**Input material**
※ ※ ※

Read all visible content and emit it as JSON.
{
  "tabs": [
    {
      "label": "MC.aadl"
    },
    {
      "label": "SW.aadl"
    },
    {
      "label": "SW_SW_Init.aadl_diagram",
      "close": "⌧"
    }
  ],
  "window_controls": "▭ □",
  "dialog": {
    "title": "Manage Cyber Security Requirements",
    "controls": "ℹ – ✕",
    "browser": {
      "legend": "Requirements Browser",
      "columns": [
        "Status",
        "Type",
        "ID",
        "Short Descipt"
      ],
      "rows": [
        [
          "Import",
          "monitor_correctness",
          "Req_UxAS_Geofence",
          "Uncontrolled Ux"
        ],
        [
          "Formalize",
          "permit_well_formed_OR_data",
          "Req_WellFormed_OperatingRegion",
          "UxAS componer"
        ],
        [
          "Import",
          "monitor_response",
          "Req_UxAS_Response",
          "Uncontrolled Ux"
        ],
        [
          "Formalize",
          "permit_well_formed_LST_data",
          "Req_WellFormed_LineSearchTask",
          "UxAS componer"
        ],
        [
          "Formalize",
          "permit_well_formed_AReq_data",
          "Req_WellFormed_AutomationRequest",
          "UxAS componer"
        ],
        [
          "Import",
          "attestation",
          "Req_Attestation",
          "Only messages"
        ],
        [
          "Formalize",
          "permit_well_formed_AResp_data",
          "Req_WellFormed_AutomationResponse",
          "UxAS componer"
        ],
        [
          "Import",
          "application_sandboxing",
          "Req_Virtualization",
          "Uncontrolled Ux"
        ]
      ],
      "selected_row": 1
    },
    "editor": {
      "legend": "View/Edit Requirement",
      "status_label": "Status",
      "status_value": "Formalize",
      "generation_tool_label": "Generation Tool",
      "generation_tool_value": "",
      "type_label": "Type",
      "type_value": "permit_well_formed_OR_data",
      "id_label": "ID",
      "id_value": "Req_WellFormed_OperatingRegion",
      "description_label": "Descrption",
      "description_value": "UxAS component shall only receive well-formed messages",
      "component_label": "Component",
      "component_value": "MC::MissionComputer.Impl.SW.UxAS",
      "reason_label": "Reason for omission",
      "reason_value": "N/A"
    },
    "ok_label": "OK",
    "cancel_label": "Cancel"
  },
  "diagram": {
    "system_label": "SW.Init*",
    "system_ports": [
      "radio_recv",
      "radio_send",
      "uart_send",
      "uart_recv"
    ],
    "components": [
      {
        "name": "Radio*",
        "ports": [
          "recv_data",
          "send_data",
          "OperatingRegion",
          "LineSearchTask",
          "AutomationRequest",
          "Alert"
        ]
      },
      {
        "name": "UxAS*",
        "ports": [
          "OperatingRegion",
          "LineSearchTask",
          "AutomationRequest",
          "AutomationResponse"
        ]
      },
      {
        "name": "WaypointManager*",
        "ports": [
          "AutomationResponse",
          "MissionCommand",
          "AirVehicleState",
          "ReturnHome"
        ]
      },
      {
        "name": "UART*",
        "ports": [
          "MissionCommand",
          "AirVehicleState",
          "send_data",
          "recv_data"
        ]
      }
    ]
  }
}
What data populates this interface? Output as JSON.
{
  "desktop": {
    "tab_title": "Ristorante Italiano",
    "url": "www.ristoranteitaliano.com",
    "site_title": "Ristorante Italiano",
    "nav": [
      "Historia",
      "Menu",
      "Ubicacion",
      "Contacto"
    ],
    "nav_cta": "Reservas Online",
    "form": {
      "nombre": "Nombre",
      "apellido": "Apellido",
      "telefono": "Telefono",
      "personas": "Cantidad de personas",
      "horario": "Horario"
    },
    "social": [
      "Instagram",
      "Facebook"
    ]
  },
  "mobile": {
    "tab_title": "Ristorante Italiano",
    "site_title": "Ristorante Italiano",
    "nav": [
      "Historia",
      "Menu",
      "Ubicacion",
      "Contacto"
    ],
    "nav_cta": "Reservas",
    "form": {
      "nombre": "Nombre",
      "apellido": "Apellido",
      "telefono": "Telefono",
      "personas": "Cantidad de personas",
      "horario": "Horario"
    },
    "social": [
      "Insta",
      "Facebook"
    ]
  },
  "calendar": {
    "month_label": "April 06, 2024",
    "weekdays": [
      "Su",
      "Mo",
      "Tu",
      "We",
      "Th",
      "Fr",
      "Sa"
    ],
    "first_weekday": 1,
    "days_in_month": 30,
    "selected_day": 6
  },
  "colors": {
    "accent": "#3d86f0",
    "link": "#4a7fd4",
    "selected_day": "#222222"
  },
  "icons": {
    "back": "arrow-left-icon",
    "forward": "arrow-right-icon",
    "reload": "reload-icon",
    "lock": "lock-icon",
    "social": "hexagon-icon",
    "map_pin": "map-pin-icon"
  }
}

※ ※ ※

**Exercise brief**
Retype every record above exactly as written.

**Solved exercise**
Read all visible content and emit it as JSON.
{
  "tabs": [
    {
      "label": "MC.aadl"
    },
    {
      "label": "SW.aadl"
    },
    {
      "label": "SW_SW_Init.aadl_diagram",
      "close": "⌧"
    }
  ],
  "window_controls": "▭ □",
  "dialog": {
    "title": "Manage Cyber Security Requirements",
    "controls": "ℹ – ✕",
    "browser": {
      "legend": "Requirements Browser",
      "columns": [
        "Status",
        "Type",
        "ID",
        "Short Descipt"
      ],
      "rows": [
        [
          "Import",
          "monitor_correctness",
          "Req_UxAS_Geofence",
          "Uncontrolled Ux"
        ],
        [
          "Formalize",
          "permit_well_formed_OR_data",
          "Req_WellFormed_OperatingRegion",
          "UxAS componer"
        ],
        [
          "Import",
          "monitor_response",
          "Req_UxAS_Response",
          "Uncontrolled Ux"
        ],
        [
          "Formalize",
          "permit_well_formed_LST_data",
          "Req_WellFormed_LineSearchTask",
          "UxAS componer"
        ],
        [
          "Formalize",
          "permit_well_formed_AReq_data",
          "Req_WellFormed_AutomationRequest",
          "UxAS componer"
        ],
        [
          "Import",
          "attestation",
          "Req_Attestation",
          "Only messages"
        ],
        [
          "Formalize",
          "permit_well_formed_AResp_data",
          "Req_WellFormed_AutomationResponse",
          "UxAS componer"
        ],
        [
          "Import",
          "application_sandboxing",
          "Req_Virtualization",
          "Uncontrolled Ux"
        ]
      ],
      "selected_row": 1
    },
    "editor": {
      "legend": "View/Edit Requirement",
      "status_label": "Status",
      "status_value": "Formalize",
      "generation_tool_label": "Generation Tool",
      "generation_tool_value": "",
      "type_label": "Type",
      "type_value": "permit_well_formed_OR_data",
      "id_label": "ID",
      "id_value": "Req_WellFormed_OperatingRegion",
      "description_label": "Descrption",
      "description_value": "UxAS component shall only receive well-formed messages",
      "component_label": "Component",
      "component_value": "MC::MissionComputer.Impl.SW.UxAS",
      "reason_label": "Reason for omission",
      "reason_value": "N/A"
    },
    "ok_label": "OK",
    "cancel_label": "Cancel"
  },
  "diagram": {
    "system_label": "SW.Init*",
    "system_ports": [
      "radio_recv",
      "radio_send",
      "uart_send",
      "uart_recv"
    ],
    "components": [
      {
        "name": "Radio*",
        "ports": [
          "recv_data",
          "send_data",
          "OperatingRegion",
          "LineSearchTask",
          "AutomationRequest",
          "Alert"
        ]
      },
      {
        "name": "UxAS*",
        "ports": [
          "OperatingRegion",
          "LineSearchTask",
          "AutomationRequest",
          "AutomationResponse"
        ]
      },
      {
        "name": "WaypointManager*",
        "ports": [
          "AutomationResponse",
          "MissionCommand",
          "AirVehicleState",
          "ReturnHome"
        ]
      },
      {
        "name": "UART*",
        "ports": [
          "MissionCommand",
          "AirVehicleState",
          "send_data",
          "recv_data"
        ]
      }
    ]
  }
}
What data populates this interface? Output as JSON.
{
  "desktop": {
    "tab_title": "Ristorante Italiano",
    "url": "www.ristoranteitaliano.com",
    "site_title": "Ristorante Italiano",
    "nav": [
      "Historia",
      "Menu",
      "Ubicacion",
      "Contacto"
    ],
    "nav_cta": "Reservas Online",
    "form": {
      "nombre": "Nombre",
      "apellido": "Apellido",
      "telefono": "Telefono",
      "personas": "Cantidad de personas",
      "horario": "Horario"
    },
    "social": [
      "Instagram",
      "Facebook"
    ]
  },
  "mobile": {
    "tab_title": "Ristorante Italiano",
    "site_title": "Ristorante Italiano",
    "nav": [
      "Historia",
      "Menu",
      "Ubicacion",
      "Contacto"
    ],
    "nav_cta": "Reservas",
    "form": {
      "nombre": "Nombre",
      "apellido": "Apellido",
      "telefono": "Telefono",
      "personas": "Cantidad de personas",
      "horario": "Horario"
    },
    "social": [
      "Insta",
      "Facebook"
    ]
  },
  "calendar": {
    "month_label": "April 06, 2024",
    "weekdays": [
      "Su",
      "Mo",
      "Tu",
      "We",
      "Th",
      "Fr",
      "Sa"
    ],
    "first_weekday": 1,
    "days_in_month": 30,
    "selected_day": 6
  },
  "colors": {
    "accent": "#3d86f0",
    "link": "#4a7fd4",
    "selected_day": "#222222"
  },
  "icons": {
    "back": "arrow-left-icon",
    "forward": "arrow-right-icon",
    "reload": "reload-icon",
    "lock": "lock-icon",
    "social": "hexagon-icon",
    "map_pin": "map-pin-icon"
  }
}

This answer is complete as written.